::: DATA FOR ANALYSIS
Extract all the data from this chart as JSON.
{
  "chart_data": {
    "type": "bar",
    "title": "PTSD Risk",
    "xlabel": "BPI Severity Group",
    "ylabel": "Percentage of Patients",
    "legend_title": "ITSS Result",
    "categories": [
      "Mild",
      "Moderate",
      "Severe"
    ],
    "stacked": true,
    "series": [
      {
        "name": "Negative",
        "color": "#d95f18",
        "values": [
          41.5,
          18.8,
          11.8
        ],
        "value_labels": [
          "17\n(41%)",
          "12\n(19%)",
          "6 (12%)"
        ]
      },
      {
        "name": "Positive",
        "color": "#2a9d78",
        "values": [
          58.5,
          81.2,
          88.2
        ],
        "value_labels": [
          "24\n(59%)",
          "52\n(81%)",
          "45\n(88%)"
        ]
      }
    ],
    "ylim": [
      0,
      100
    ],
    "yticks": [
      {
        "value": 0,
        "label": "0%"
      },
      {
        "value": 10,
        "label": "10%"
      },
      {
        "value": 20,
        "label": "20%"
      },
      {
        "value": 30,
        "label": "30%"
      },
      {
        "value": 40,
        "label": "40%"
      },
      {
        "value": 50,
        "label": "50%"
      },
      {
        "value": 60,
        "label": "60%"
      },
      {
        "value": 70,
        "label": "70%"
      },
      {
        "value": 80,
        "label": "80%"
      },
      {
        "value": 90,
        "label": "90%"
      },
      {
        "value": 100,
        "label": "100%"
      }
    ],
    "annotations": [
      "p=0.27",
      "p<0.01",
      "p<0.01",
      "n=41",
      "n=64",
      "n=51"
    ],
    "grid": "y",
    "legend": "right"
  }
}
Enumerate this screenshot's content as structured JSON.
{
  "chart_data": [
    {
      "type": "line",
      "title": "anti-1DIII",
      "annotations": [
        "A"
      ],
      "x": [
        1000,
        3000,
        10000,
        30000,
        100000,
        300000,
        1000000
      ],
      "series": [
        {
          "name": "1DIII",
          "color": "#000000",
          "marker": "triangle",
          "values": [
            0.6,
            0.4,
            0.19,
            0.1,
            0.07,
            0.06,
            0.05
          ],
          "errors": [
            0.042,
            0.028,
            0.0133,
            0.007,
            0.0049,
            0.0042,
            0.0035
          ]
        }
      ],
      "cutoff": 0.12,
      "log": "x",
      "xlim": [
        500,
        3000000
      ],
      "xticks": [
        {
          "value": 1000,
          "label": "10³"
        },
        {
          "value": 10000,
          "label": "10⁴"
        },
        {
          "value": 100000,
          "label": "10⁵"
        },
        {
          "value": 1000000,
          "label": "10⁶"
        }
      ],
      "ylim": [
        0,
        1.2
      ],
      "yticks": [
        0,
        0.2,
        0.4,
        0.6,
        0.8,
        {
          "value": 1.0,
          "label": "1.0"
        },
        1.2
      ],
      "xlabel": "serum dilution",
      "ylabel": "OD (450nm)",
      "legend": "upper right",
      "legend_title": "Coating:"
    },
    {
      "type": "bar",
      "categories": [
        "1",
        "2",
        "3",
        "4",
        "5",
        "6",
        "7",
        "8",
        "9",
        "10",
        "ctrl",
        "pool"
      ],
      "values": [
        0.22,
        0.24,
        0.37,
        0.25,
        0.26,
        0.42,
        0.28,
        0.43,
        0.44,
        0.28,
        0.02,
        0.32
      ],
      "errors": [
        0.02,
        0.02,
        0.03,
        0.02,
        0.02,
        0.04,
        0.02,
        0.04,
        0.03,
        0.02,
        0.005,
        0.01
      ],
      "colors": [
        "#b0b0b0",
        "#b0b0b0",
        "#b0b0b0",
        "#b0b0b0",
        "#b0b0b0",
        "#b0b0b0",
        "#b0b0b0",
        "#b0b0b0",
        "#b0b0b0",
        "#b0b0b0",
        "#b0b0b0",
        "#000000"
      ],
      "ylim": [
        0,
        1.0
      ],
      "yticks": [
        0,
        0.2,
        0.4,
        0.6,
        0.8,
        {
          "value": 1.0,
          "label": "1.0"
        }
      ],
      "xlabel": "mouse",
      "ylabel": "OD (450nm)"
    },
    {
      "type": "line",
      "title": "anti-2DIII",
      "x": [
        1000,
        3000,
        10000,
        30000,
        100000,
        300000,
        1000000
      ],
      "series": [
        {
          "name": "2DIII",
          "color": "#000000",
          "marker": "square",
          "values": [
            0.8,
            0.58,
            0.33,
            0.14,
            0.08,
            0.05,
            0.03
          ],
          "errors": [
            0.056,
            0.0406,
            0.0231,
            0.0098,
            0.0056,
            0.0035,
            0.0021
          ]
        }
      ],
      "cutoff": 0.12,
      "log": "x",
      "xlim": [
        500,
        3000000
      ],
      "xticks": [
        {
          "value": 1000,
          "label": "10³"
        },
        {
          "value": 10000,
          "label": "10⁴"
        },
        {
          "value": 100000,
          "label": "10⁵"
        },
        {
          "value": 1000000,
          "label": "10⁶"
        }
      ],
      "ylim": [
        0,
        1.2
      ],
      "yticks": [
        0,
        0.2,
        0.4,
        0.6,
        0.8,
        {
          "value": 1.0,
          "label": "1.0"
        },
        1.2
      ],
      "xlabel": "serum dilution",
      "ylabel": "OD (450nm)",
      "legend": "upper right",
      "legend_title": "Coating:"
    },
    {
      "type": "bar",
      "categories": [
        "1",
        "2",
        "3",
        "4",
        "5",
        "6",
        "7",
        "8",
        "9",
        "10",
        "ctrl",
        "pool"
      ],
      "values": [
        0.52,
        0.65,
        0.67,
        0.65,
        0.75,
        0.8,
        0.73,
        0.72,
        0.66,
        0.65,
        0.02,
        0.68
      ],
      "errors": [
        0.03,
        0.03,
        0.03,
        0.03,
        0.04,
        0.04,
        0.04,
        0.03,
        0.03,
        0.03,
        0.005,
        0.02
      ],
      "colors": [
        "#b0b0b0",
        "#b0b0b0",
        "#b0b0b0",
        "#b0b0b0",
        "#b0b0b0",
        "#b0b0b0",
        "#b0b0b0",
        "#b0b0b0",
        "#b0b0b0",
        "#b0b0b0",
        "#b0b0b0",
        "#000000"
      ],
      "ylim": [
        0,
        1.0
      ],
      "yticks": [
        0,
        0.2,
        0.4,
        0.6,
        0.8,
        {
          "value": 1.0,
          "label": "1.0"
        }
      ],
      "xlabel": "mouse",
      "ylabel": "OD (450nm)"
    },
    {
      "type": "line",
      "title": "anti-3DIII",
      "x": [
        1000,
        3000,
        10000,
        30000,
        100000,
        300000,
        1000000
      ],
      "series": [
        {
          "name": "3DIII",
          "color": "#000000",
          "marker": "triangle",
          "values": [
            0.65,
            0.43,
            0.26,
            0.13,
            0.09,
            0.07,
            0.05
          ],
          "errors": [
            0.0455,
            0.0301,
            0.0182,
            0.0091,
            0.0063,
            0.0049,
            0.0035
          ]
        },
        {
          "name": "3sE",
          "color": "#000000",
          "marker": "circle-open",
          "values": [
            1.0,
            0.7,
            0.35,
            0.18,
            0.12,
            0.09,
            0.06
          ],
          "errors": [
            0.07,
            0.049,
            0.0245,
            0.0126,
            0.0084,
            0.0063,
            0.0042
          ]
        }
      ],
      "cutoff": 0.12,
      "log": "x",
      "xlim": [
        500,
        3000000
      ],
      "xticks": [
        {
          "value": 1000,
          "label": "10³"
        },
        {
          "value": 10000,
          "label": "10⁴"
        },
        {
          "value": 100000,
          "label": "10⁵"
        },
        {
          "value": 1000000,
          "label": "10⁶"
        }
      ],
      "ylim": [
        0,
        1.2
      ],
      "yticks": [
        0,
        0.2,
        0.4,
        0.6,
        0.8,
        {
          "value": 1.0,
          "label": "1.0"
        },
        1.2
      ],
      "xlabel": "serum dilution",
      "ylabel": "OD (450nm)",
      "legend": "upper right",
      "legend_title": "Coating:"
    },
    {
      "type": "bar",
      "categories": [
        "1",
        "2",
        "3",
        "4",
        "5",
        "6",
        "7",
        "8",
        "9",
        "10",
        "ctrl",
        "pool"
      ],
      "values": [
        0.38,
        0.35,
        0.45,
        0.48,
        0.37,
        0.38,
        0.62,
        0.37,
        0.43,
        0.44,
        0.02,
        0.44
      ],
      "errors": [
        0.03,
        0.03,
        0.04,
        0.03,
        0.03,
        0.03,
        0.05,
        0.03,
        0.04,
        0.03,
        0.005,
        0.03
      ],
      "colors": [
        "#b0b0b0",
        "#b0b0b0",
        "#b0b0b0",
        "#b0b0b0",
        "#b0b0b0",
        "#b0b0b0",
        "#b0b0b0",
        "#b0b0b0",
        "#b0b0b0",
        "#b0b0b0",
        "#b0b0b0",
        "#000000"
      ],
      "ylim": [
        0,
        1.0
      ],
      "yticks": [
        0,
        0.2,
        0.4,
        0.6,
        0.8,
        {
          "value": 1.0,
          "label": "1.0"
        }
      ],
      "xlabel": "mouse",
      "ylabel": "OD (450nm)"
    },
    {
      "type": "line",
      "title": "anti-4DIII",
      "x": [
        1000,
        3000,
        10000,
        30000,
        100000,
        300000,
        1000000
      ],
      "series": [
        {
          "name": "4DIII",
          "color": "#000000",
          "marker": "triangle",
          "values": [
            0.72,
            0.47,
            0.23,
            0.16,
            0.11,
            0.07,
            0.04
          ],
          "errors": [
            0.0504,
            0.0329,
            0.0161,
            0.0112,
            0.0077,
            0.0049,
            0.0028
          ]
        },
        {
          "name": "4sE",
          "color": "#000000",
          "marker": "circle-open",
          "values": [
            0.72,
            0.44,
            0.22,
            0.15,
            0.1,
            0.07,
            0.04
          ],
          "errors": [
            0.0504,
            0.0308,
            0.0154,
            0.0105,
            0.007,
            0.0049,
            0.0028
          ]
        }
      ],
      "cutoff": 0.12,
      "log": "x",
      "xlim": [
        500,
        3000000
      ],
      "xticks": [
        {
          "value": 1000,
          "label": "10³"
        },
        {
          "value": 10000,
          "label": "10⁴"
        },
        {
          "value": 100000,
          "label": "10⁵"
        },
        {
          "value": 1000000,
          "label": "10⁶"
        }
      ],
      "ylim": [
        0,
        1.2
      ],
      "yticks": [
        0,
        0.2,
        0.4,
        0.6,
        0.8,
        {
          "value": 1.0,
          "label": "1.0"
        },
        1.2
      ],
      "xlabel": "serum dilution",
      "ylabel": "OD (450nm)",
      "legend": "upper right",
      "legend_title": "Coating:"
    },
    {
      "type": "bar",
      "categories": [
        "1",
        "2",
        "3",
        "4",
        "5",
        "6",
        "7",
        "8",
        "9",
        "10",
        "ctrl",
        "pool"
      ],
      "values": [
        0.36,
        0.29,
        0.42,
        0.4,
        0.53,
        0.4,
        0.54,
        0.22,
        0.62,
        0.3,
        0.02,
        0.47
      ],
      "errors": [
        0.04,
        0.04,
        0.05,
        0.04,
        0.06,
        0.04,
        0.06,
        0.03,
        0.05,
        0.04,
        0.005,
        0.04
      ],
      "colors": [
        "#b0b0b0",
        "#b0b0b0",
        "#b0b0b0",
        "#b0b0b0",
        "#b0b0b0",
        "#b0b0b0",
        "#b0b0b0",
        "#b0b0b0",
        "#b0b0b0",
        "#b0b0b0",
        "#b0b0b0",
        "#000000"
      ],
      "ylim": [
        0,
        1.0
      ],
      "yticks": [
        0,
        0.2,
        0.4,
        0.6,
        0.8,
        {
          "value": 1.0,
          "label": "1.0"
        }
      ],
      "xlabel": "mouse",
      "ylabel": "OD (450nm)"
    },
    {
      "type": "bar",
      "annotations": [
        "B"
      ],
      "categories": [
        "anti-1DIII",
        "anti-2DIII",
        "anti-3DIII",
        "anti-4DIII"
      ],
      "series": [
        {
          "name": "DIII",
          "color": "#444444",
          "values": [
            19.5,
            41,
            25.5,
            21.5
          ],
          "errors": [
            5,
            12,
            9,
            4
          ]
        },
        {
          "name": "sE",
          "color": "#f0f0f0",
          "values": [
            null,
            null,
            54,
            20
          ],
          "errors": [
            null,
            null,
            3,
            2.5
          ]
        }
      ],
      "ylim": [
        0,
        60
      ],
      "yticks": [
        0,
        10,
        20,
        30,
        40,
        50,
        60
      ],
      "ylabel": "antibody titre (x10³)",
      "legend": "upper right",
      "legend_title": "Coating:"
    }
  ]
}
::::::
- WHAT TO WORK ON
Search the material above for the word "name", then copy each line that holds it.

- COMPLETED EXERCISE
        "name": "Negative",
        "name": "Positive",
          "name": "1DIII",
          "name": "2DIII",
          "name": "3DIII",
          "name": "3sE",
          "name": "4DIII",
          "name": "4sE",
          "name": "DIII",
          "name": "sE",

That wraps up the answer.